┌──

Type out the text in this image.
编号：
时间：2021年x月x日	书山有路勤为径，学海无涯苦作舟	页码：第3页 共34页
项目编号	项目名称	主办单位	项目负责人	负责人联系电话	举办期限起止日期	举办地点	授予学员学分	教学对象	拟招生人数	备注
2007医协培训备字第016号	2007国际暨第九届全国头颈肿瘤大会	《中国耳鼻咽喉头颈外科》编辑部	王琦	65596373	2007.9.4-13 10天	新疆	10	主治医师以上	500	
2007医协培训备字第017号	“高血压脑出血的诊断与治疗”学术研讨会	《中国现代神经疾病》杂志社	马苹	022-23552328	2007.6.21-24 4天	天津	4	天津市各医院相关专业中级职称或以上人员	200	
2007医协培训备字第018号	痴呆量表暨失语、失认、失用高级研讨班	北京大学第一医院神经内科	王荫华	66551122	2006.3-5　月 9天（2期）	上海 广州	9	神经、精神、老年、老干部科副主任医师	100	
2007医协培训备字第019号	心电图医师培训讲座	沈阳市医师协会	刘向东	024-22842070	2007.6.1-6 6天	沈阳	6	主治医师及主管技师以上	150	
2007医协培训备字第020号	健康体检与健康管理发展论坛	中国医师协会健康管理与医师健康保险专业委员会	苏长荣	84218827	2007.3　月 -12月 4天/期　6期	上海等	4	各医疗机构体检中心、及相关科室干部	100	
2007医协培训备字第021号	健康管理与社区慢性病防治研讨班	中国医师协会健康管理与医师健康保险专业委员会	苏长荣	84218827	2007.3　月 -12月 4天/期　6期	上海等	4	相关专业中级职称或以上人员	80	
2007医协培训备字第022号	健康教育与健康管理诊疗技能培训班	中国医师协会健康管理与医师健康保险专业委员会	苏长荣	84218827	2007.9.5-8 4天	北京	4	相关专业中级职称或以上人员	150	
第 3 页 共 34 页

└──

STATED PROBLEM:
Copy out the whole listing exactly.

WORKED ANSWER:
Type out the text in this image.
编号：
时间：2021年x月x日	书山有路勤为径，学海无涯苦作舟	页码：第3页 共34页
项目编号	项目名称	主办单位	项目负责人	负责人联系电话	举办期限起止日期	举办地点	授予学员学分	教学对象	拟招生人数	备注
2007医协培训备字第016号	2007国际暨第九届全国头颈肿瘤大会	《中国耳鼻咽喉头颈外科》编辑部	王琦	65596373	2007.9.4-13 10天	新疆	10	主治医师以上	500	
2007医协培训备字第017号	“高血压脑出血的诊断与治疗”学术研讨会	《中国现代神经疾病》杂志社	马苹	022-23552328	2007.6.21-24 4天	天津	4	天津市各医院相关专业中级职称或以上人员	200	
2007医协培训备字第018号	痴呆量表暨失语、失认、失用高级研讨班	北京大学第一医院神经内科	王荫华	66551122	2006.3-5　月 9天（2期）	上海 广州	9	神经、精神、老年、老干部科副主任医师	100	
2007医协培训备字第019号	心电图医师培训讲座	沈阳市医师协会	刘向东	024-22842070	2007.6.1-6 6天	沈阳	6	主治医师及主管技师以上	150	
2007医协培训备字第020号	健康体检与健康管理发展论坛	中国医师协会健康管理与医师健康保险专业委员会	苏长荣	84218827	2007.3　月 -12月 4天/期　6期	上海等	4	各医疗机构体检中心、及相关科室干部	100	
2007医协培训备字第021号	健康管理与社区慢性病防治研讨班	中国医师协会健康管理与医师健康保险专业委员会	苏长荣	84218827	2007.3　月 -12月 4天/期　6期	上海等	4	相关专业中级职称或以上人员	80	
2007医协培训备字第022号	健康教育与健康管理诊疗技能培训班	中国医师协会健康管理与医师健康保险专业委员会	苏长荣	84218827	2007.9.5-8 4天	北京	4	相关专业中级职称或以上人员	150	
第 3 页 共 34 页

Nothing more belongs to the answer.